### Set problem
Output the material word for word. Leave each picture out.

### Provided data
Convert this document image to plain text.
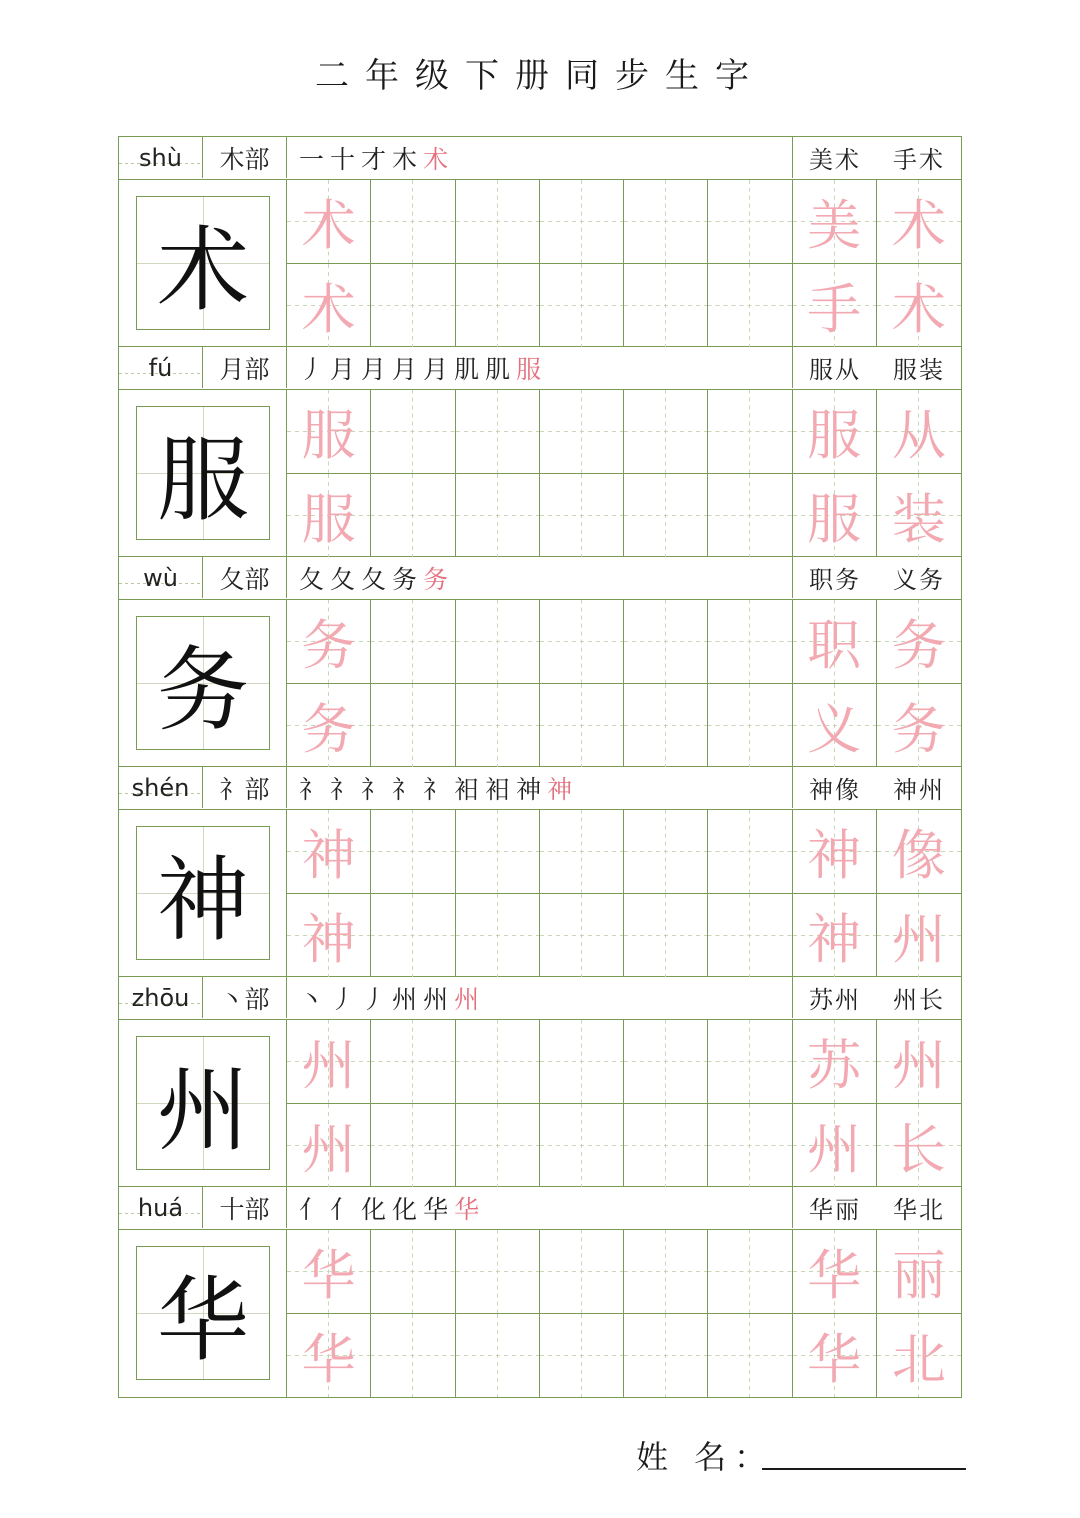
二年级下册同步生字
shù	木部	一十才木术	美术 手术
术 术	美 术
术	手 术
fú	月部	丿月月月月肌肌服	服从 服装
服 服	服 从
服	服 装
wù	夂部	夂夂夂务务	职务 义务
务 务	职 务
务	义 务
shén	礻部	礻礻礻礻礻衵衵神神	神像 神州
神 神	神 像
神	神 州
zhōu	丶部	丶丿丿州州州	苏州 州长
州 州	苏 州
州	州 长
huá	十部	亻亻化化华华	华丽 华北
华 华	华 丽
华	华 北
姓 名：
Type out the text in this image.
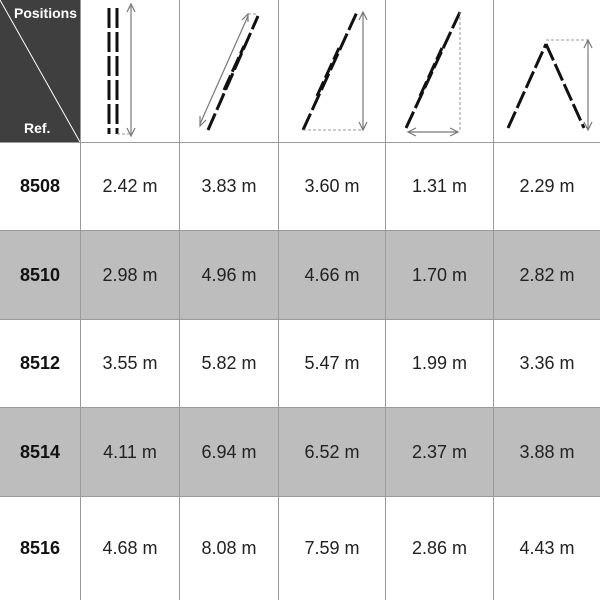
Positions
Ref.
8508	2.42 m	3.83 m	3.60 m	1.31 m	2.29 m
8510	2.98 m	4.96 m	4.66 m	1.70 m	2.82 m
8512	3.55 m	5.82 m	5.47 m	1.99 m	3.36 m
8514	4.11 m	6.94 m	6.52 m	2.37 m	3.88 m
8516	4.68 m	8.08 m	7.59 m	2.86 m	4.43 m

### Expected answer
Convert this document image to plain text.
二年级下册同步生字
shù	木部	一十才木术	美术 手术
术 术	美 术
术	手 术
fú	月部	丿月月月月肌肌服	服从 服装
服 服	服 从
服	服 装
wù	夂部	夂夂夂务务	职务 义务
务 务	职 务
务	义 务
shén	礻部	礻礻礻礻礻衵衵神神	神像 神州
神 神	神 像
神	神 州
zhōu	丶部	丶丿丿州州州	苏州 州长
州 州	苏 州
州	州 长
huá	十部	亻亻化化华华	华丽 华北
华 华	华 丽
华	华 北
姓 名：
Type out the text in this image.
Positions
Ref.
8508	2.42 m	3.83 m	3.60 m	1.31 m	2.29 m
8510	2.98 m	4.96 m	4.66 m	1.70 m	2.82 m
8512	3.55 m	5.82 m	5.47 m	1.99 m	3.36 m
8514	4.11 m	6.94 m	6.52 m	2.37 m	3.88 m
8516	4.68 m	8.08 m	7.59 m	2.86 m	4.43 m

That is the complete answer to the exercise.